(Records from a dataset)
---

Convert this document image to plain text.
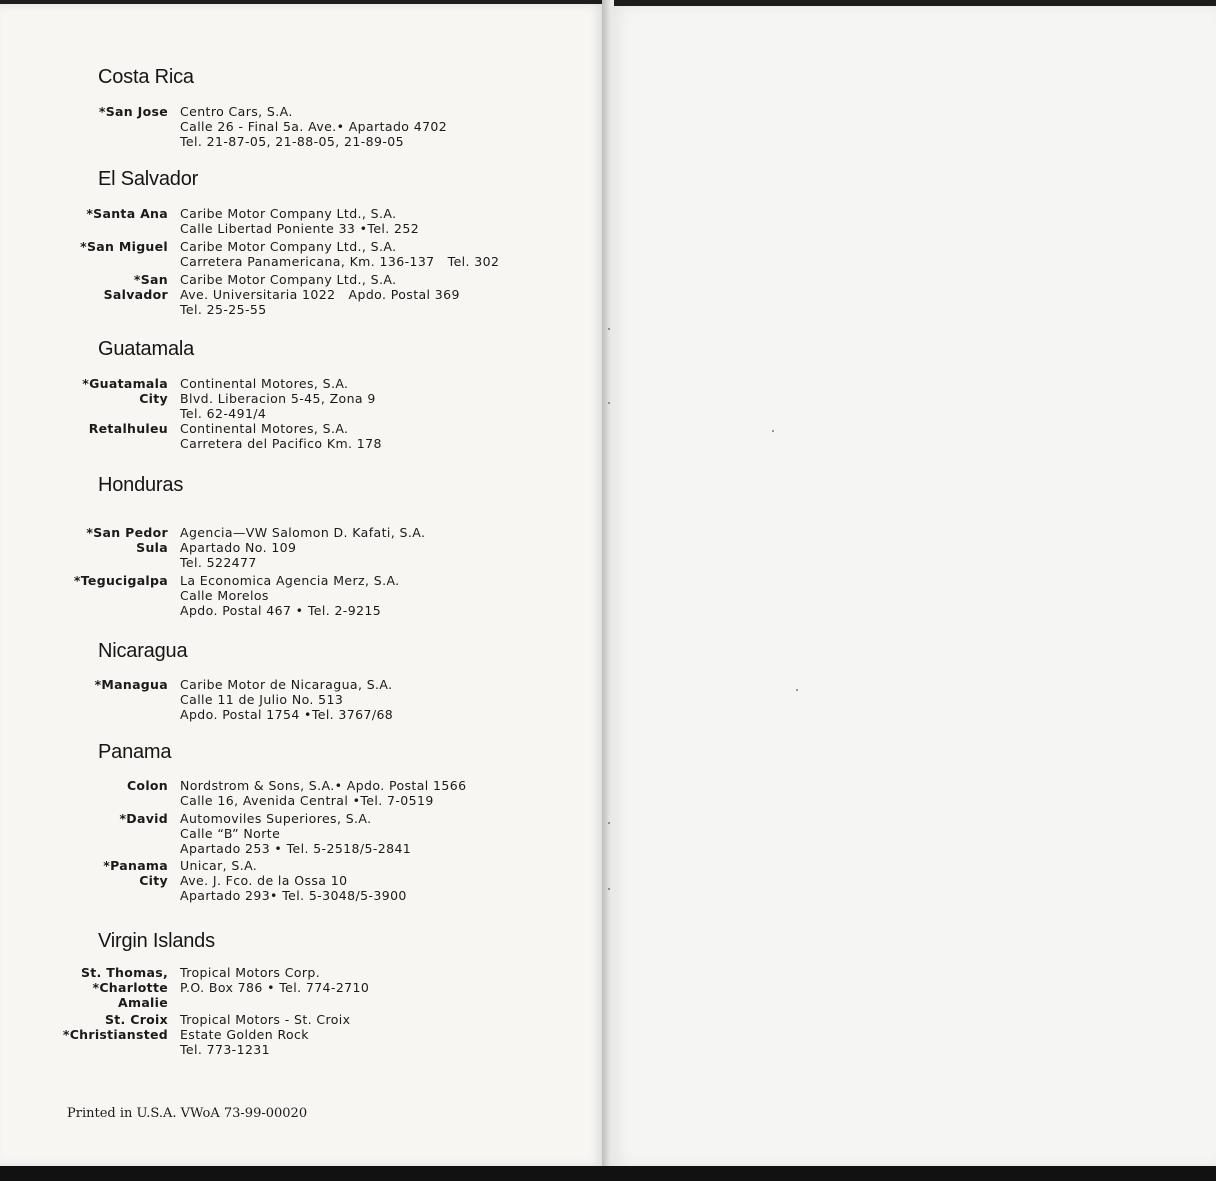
Costa Rica
*San Jose Centro Cars, S.A.
Calle 26 - Final 5a. Ave.• Apartado 4702
Tel. 21-87-05, 21-88-05, 21-89-05
El Salvador
*Santa Ana Caribe Motor Company Ltd., S.A.
Calle Libertad Poniente 33 •Tel. 252
*San Miguel Caribe Motor Company Ltd., S.A.
Carretera Panamericana, Km. 136-137   Tel. 302
*San
Salvador
Caribe Motor Company Ltd., S.A.
Ave. Universitaria 1022   Apdo. Postal 369
Tel. 25-25-55
Guatamala
*Guatamala
City
Continental Motores, S.A.
Blvd. Liberacion 5-45, Zona 9
Tel. 62-491/4
Retalhuleu Continental Motores, S.A.
Carretera del Pacifico Km. 178
Honduras
*San Pedor
Sula
Agencia—VW Salomon D. Kafati, S.A.
Apartado No. 109
Tel. 522477
*Tegucigalpa La Economica Agencia Merz, S.A.
Calle Morelos
Apdo. Postal 467 • Tel. 2-9215
Nicaragua
*Managua Caribe Motor de Nicaragua, S.A.
Calle 11 de Julio No. 513
Apdo. Postal 1754 •Tel. 3767/68
Panama
Colon Nordstrom & Sons, S.A.• Apdo. Postal 1566
Calle 16, Avenida Central •Tel. 7-0519
*David Automoviles Superiores, S.A.
Calle “B” Norte
Apartado 253 • Tel. 5-2518/5-2841
*Panama
City
Unicar, S.A.
Ave. J. Fco. de la Ossa 10
Apartado 293• Tel. 5-3048/5-3900
Virgin Islands
St. Thomas,
*Charlotte
Amalie
Tropical Motors Corp.
P.O. Box 786 • Tel. 774-2710
St. Croix
*Christiansted
Tropical Motors - St. Croix
Estate Golden Rock
Tel. 773-1231
Printed in U.S.A. VWoA 73-99-00020
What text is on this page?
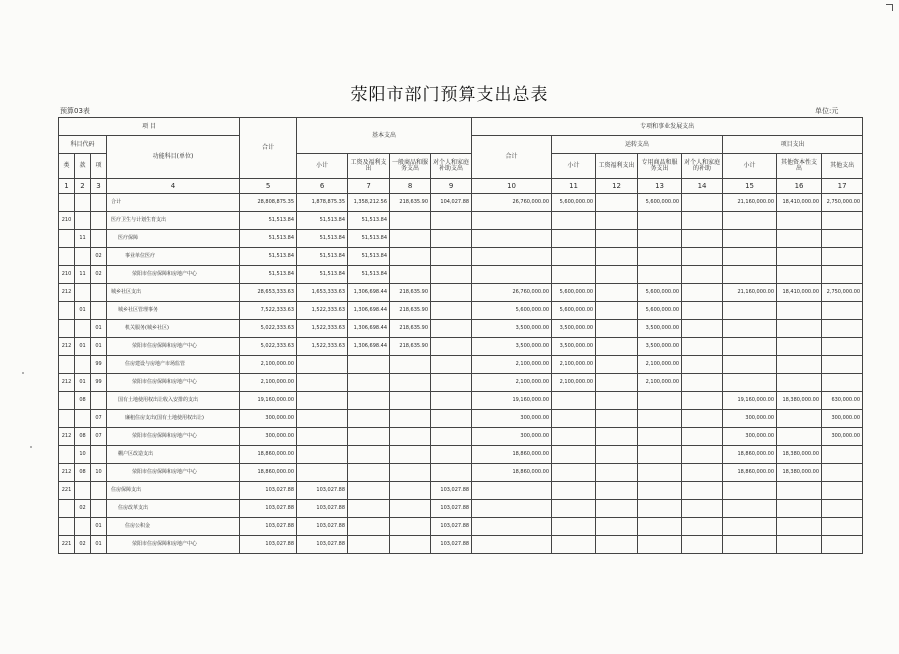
荥阳市部门预算支出总表
预算03表	单位:元
项 目				合计	基本支出				专项和事业发展支出							
科目代码			功能科目(单位)						合计	运转支出				项目支出		
类	款	项			小计	工资及福利支出	一般商品和服务支出	对个人和家庭补助支出		小计	工资福利支出	专用商品和服务支出	对个人和家庭的补助	小计	其他资本性支出	其他支出
1	2	3	4	5	6	7	8	9	10	11	12	13	14	15	16	17
			合计	28,808,875.35	1,878,875.35	1,358,212.56	218,635.90	104,027.88	26,760,000.00	5,600,000.00		5,600,000.00		21,160,000.00	18,410,000.00	2,750,000.00
210			医疗卫生与计划生育支出	51,513.84	51,513.84	51,513.84										
	11		医疗保障	51,513.84	51,513.84	51,513.84										
		02	事业单位医疗	51,513.84	51,513.84	51,513.84										
210	11	02	荥阳市住房保障和房地产中心	51,513.84	51,513.84	51,513.84										
212			城乡社区支出	28,653,333.63	1,653,333.63	1,306,698.44	218,635.90		26,760,000.00	5,600,000.00		5,600,000.00		21,160,000.00	18,410,000.00	2,750,000.00
	01		城乡社区管理事务	7,522,333.63	1,522,333.63	1,306,698.44	218,635.90		5,600,000.00	5,600,000.00		5,600,000.00				
		01	机关服务(城乡社区)	5,022,333.63	1,522,333.63	1,306,698.44	218,635.90		3,500,000.00	3,500,000.00		3,500,000.00				
212	01	01	荥阳市住房保障和房地产中心	5,022,333.63	1,522,333.63	1,306,698.44	218,635.90		3,500,000.00	3,500,000.00		3,500,000.00				
		99	住房建设与房地产市场监管	2,100,000.00					2,100,000.00	2,100,000.00		2,100,000.00				
212	01	99	荥阳市住房保障和房地产中心	2,100,000.00					2,100,000.00	2,100,000.00		2,100,000.00				
	08		国有土地使用权出让收入安排的支出	19,160,000.00					19,160,000.00					19,160,000.00	18,380,000.00	630,000.00
		07	廉租住房支出(国有土地使用权出让)	300,000.00					300,000.00					300,000.00		300,000.00
212	08	07	荥阳市住房保障和房地产中心	300,000.00					300,000.00					300,000.00		300,000.00
	10		棚户区改造支出	18,860,000.00					18,860,000.00					18,860,000.00	18,380,000.00	
212	08	10	荥阳市住房保障和房地产中心	18,860,000.00					18,860,000.00					18,860,000.00	18,380,000.00	
221			住房保障支出	103,027.88	103,027.88			103,027.88								
	02		住房改革支出	103,027.88	103,027.88			103,027.88								
		01	住房公积金	103,027.88	103,027.88			103,027.88								
221	02	01	荥阳市住房保障和房地产中心	103,027.88	103,027.88			103,027.88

---

Exercise details
Count every line of the material above that holds the string "Company", then state only the total.

Output below
3